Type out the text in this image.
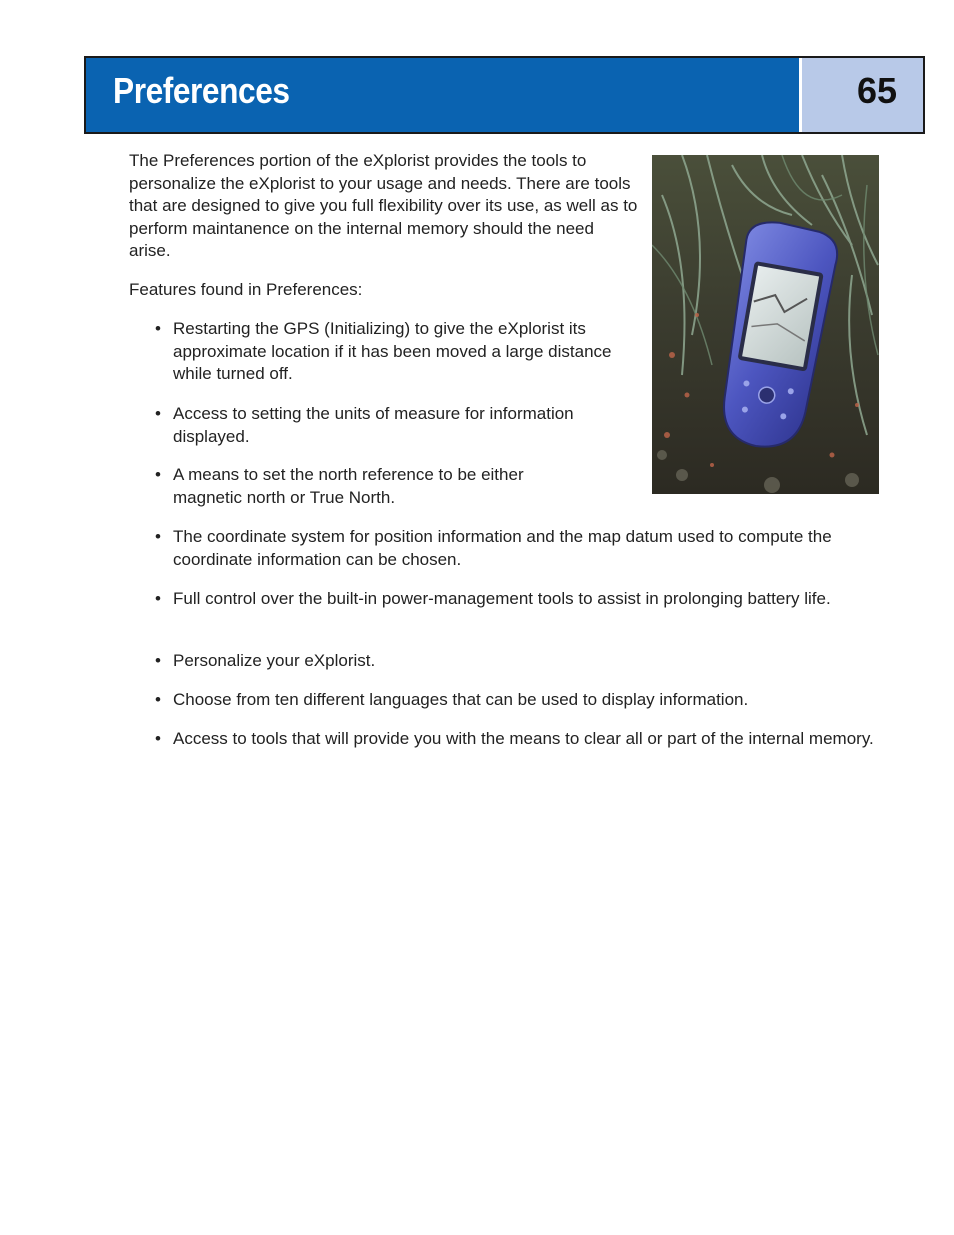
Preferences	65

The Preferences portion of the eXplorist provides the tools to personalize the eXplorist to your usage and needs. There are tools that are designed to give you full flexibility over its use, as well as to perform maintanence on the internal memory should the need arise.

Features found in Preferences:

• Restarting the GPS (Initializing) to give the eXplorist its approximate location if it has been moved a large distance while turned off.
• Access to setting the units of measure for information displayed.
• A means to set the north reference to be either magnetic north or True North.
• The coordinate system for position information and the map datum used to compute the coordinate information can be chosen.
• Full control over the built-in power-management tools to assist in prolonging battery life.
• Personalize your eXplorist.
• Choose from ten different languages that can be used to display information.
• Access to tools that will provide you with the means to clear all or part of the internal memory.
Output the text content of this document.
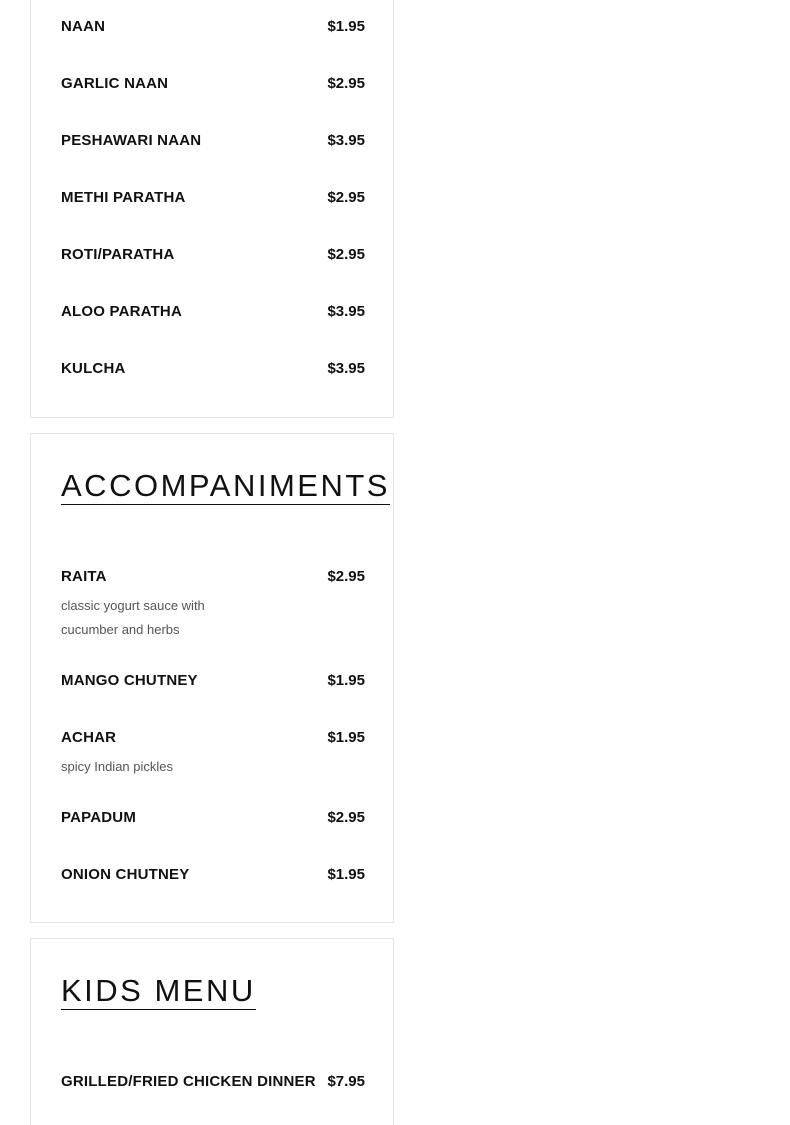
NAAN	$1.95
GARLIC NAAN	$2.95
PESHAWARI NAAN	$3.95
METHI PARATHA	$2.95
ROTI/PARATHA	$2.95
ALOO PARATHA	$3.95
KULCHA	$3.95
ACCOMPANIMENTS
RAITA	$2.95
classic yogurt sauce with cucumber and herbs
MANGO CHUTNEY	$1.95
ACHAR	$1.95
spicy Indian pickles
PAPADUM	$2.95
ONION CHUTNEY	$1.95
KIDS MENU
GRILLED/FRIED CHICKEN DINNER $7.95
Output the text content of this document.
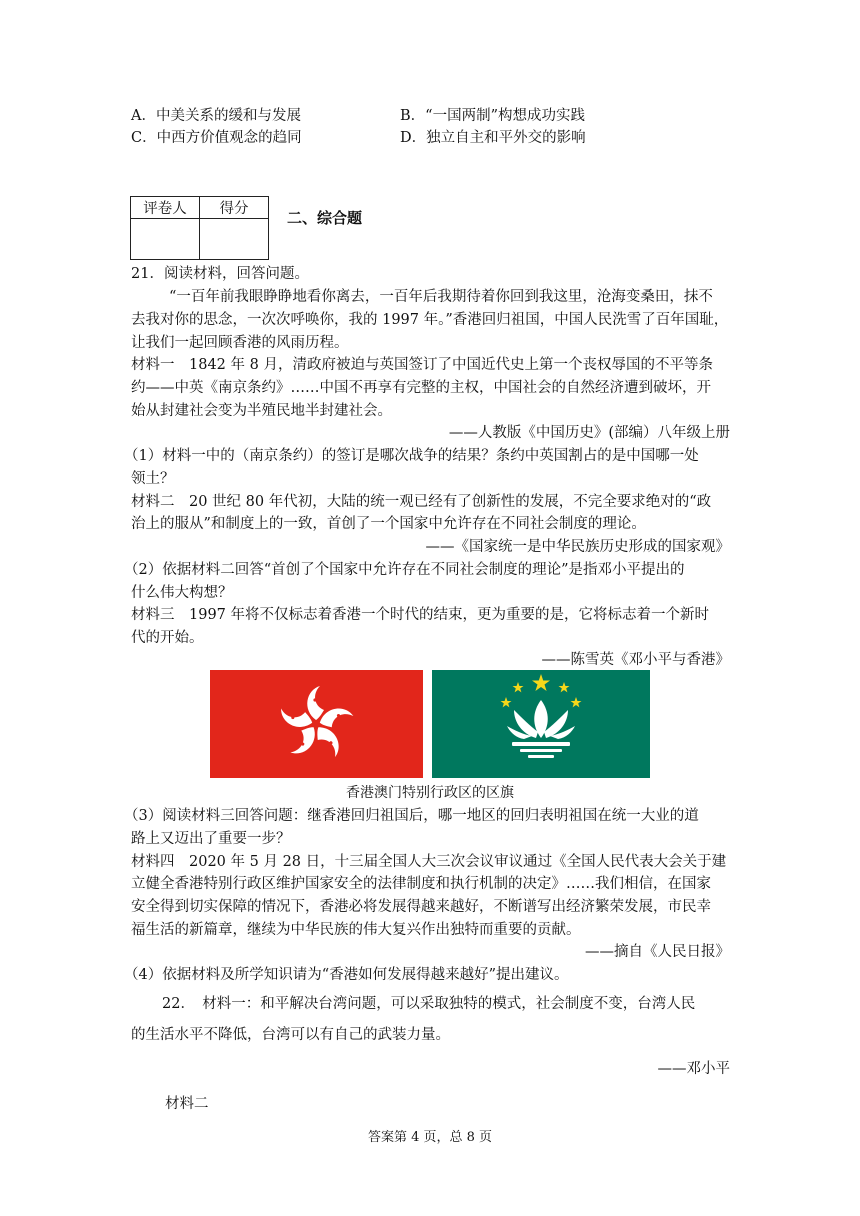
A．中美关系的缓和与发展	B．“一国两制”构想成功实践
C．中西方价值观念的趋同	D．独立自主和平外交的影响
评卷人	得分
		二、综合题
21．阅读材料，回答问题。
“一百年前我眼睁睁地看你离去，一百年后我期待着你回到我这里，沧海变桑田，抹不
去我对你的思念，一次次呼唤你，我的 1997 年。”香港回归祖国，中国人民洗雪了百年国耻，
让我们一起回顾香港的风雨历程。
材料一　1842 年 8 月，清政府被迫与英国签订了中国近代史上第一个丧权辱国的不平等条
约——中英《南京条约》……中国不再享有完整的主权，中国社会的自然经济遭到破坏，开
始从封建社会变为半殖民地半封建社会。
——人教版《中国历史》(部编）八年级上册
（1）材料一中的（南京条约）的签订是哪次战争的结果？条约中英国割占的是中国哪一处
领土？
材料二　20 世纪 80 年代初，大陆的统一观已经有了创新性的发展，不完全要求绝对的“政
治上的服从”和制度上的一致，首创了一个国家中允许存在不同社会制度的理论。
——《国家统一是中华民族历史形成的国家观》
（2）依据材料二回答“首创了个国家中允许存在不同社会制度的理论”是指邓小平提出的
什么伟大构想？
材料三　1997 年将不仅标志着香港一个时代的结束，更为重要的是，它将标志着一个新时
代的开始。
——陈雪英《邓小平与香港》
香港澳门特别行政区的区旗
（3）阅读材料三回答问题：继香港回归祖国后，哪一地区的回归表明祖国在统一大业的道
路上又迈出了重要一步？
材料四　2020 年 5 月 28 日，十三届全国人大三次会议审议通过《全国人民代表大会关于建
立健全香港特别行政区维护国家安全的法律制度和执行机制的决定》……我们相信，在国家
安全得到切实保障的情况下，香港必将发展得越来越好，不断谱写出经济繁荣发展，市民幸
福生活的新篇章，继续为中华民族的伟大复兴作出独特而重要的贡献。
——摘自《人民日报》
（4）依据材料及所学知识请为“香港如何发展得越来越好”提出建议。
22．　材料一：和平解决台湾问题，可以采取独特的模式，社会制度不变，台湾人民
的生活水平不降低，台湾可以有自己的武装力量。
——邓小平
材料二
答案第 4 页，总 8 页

= = = = = = =

WRITTEN INSTRUCTION
Pictures in the records above are not copied; print everything else exactly.

THE OUTPUT
Type out the text in this image.
Preferences	65

The Preferences portion of the eXplorist provides the tools to personalize the eXplorist to your usage and needs. There are tools that are designed to give you full flexibility over its use, as well as to perform maintanence on the internal memory should the need arise.

Features found in Preferences:

• Restarting the GPS (Initializing) to give the eXplorist its approximate location if it has been moved a large distance while turned off.
• Access to setting the units of measure for information displayed.
• A means to set the north reference to be either magnetic north or True North.
• The coordinate system for position information and the map datum used to compute the coordinate information can be chosen.
• Full control over the built-in power-management tools to assist in prolonging battery life.
• Personalize your eXplorist.
• Choose from ten different languages that can be used to display information.
• Access to tools that will provide you with the means to clear all or part of the internal memory.
Output the text content of this document.
NAAN	$1.95
GARLIC NAAN	$2.95
PESHAWARI NAAN	$3.95
METHI PARATHA	$2.95
ROTI/PARATHA	$2.95
ALOO PARATHA	$3.95
KULCHA	$3.95
ACCOMPANIMENTS
RAITA	$2.95
classic yogurt sauce with cucumber and herbs
MANGO CHUTNEY	$1.95
ACHAR	$1.95
spicy Indian pickles
PAPADUM	$2.95
ONION CHUTNEY	$1.95
KIDS MENU
GRILLED/FRIED CHICKEN DINNER $7.95
Output the text content of this document.
A．中美关系的缓和与发展	B．“一国两制”构想成功实践
C．中西方价值观念的趋同	D．独立自主和平外交的影响
评卷人	得分
		二、综合题
21．阅读材料，回答问题。
“一百年前我眼睁睁地看你离去，一百年后我期待着你回到我这里，沧海变桑田，抹不
去我对你的思念，一次次呼唤你，我的 1997 年。”香港回归祖国，中国人民洗雪了百年国耻，
让我们一起回顾香港的风雨历程。
材料一　1842 年 8 月，清政府被迫与英国签订了中国近代史上第一个丧权辱国的不平等条
约——中英《南京条约》……中国不再享有完整的主权，中国社会的自然经济遭到破坏，开
始从封建社会变为半殖民地半封建社会。
——人教版《中国历史》(部编）八年级上册
（1）材料一中的（南京条约）的签订是哪次战争的结果？条约中英国割占的是中国哪一处
领土？
材料二　20 世纪 80 年代初，大陆的统一观已经有了创新性的发展，不完全要求绝对的“政
治上的服从”和制度上的一致，首创了一个国家中允许存在不同社会制度的理论。
——《国家统一是中华民族历史形成的国家观》
（2）依据材料二回答“首创了个国家中允许存在不同社会制度的理论”是指邓小平提出的
什么伟大构想？
材料三　1997 年将不仅标志着香港一个时代的结束，更为重要的是，它将标志着一个新时
代的开始。
——陈雪英《邓小平与香港》
香港澳门特别行政区的区旗
（3）阅读材料三回答问题：继香港回归祖国后，哪一地区的回归表明祖国在统一大业的道
路上又迈出了重要一步？
材料四　2020 年 5 月 28 日，十三届全国人大三次会议审议通过《全国人民代表大会关于建
立健全香港特别行政区维护国家安全的法律制度和执行机制的决定》……我们相信，在国家
安全得到切实保障的情况下，香港必将发展得越来越好，不断谱写出经济繁荣发展，市民幸
福生活的新篇章，继续为中华民族的伟大复兴作出独特而重要的贡献。
——摘自《人民日报》
（4）依据材料及所学知识请为“香港如何发展得越来越好”提出建议。
22．　材料一：和平解决台湾问题，可以采取独特的模式，社会制度不变，台湾人民
的生活水平不降低，台湾可以有自己的武装力量。
——邓小平
材料二
答案第 4 页，总 8 页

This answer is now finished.